# Vorgegebener Text:
______
Hauptredner waren Fritz Pfordt, Vorsitzender der KP im Saargebiet, für die katholischen Hitlergegner Pater Dörr und Max Braun, Vorsitzender der SP im Saargebiet. 60 tausend Menschen sprachen Satz für Satz den „Schwur von Sulzbach“ und bekräftigten 10 Forderungen zur Zukunft des Saargebietes wie Beibehaltung eines demokratischen Status Quo, Forderungen zur Verbesserung der sozialen Lage der Arbeiterklasse, nach Verbesserungen im Bildungswesen und Gesundheitssystem. Das war mehr als nur ein „Nein zu Hitler“.
Lange hatte es gebraucht, bis die antifaschistische Einheitsfront erreicht wurde. Am 2. Juli 1934 unterzeichneten die beiden Landesvorsitzenden das Abkommen. Tags darauf wurde es in den Arbeiterzeitungen veröffentlicht. Sozialdemokraten und Kommunisten hatten viele Schwierigkeiten, Vorbehalte und feindliche Auffassungen zu überwinden. Diffamierungen auf beiden Seiten, die Sozialdemokraten wurden als „Sozialfaschisten“ und umgekehrt die Kommunisten als „rot lackierte Faschisten“ bezeichnet. Anfang 1934 drängten Kommunisten und Sozialdemokraten in den Arbeiterstadtteilen und Arbeiterdörfern auf gemeinsamen antifaschistischen Widerstand. Die Führung der KPD unterstützte diese Bestrebungen während der Exilvorstand der SPD (SOPADE) dies ablehnte. Schließlich setzte sich die Führung der Saar-SP darüber hinweg. Auch die Führung des Gewerkschaftsbundes ADGB im Saargebiet war erst im Dezember bereit, mit dem Roten Gewerkschaftsbund (RGO) ein Einheitsfrontabkommen zu vereinbaren.
______
# Aufgabendetails:
An welchem Datum unterzeichneten laut dem Text zur Einheitsfront im Saargebiet die beiden Landesvorsitzenden das Abkommen?

# Arbeitsmaterial:
______
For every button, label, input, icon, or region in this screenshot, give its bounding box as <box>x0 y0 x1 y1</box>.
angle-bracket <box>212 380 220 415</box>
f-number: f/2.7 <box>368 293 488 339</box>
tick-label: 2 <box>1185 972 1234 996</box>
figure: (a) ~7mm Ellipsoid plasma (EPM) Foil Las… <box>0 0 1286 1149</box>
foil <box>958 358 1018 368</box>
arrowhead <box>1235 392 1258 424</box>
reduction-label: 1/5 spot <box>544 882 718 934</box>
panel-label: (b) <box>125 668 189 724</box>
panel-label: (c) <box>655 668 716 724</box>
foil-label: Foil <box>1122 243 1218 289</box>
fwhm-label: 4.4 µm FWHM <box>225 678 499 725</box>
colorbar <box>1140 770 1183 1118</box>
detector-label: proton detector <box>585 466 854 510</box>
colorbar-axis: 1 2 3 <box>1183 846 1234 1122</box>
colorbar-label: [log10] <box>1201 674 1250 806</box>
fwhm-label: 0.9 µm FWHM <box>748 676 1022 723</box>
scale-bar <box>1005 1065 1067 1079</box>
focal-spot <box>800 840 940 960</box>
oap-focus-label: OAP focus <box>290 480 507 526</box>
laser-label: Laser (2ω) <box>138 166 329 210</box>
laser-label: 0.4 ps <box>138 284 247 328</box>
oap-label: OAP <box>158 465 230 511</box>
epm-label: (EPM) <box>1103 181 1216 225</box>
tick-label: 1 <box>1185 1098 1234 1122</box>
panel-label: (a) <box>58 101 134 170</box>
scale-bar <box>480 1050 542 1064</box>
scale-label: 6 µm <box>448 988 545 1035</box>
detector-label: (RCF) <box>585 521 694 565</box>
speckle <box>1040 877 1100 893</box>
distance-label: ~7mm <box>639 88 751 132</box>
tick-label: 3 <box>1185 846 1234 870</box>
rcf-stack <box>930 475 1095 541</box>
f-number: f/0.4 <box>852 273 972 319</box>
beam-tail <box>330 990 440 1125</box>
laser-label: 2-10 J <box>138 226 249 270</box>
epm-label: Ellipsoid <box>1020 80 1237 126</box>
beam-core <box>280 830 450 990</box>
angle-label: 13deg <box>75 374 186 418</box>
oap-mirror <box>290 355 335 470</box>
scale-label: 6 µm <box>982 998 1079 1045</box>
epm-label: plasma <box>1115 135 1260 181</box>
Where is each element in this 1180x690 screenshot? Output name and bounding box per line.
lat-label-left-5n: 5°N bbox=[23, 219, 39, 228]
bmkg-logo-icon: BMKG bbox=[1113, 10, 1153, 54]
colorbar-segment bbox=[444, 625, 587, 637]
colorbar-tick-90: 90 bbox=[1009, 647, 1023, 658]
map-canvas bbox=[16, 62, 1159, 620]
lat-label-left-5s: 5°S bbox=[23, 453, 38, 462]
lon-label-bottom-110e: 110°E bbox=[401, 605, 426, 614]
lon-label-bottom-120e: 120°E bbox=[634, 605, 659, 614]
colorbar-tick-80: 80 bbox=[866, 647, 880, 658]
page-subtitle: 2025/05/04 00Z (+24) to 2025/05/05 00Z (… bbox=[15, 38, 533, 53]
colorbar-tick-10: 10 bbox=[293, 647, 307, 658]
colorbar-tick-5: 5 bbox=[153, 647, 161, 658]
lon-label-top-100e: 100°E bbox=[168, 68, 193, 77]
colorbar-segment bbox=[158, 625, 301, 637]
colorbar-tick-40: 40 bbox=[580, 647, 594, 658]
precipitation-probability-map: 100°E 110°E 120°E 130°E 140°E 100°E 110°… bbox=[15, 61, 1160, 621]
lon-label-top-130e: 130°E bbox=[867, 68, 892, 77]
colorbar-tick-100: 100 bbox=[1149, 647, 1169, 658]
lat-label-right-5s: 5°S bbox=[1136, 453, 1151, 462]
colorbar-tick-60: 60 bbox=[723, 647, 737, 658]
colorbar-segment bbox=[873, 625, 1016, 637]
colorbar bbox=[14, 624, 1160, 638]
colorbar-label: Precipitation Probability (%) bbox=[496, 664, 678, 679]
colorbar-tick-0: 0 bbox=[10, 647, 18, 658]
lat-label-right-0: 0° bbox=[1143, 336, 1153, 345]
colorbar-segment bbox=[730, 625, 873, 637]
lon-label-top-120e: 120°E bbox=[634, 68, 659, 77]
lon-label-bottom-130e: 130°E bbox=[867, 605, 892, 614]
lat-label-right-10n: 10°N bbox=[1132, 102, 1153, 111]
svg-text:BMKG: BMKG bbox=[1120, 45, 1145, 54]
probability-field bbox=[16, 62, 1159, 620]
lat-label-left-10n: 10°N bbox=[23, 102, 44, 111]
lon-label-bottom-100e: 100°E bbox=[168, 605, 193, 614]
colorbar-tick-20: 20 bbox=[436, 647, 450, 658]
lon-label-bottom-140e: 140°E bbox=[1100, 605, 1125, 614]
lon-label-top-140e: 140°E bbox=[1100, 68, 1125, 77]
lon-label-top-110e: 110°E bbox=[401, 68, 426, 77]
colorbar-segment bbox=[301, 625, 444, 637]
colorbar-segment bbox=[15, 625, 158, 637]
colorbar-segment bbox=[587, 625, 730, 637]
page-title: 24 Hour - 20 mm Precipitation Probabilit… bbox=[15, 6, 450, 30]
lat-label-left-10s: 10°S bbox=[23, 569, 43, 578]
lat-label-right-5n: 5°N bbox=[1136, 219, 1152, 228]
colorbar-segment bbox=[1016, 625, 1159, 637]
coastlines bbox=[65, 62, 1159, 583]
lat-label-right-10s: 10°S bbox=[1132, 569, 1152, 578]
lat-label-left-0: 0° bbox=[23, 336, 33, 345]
______
# Gelöste Aufgabe:
Am 2. Juli 1934.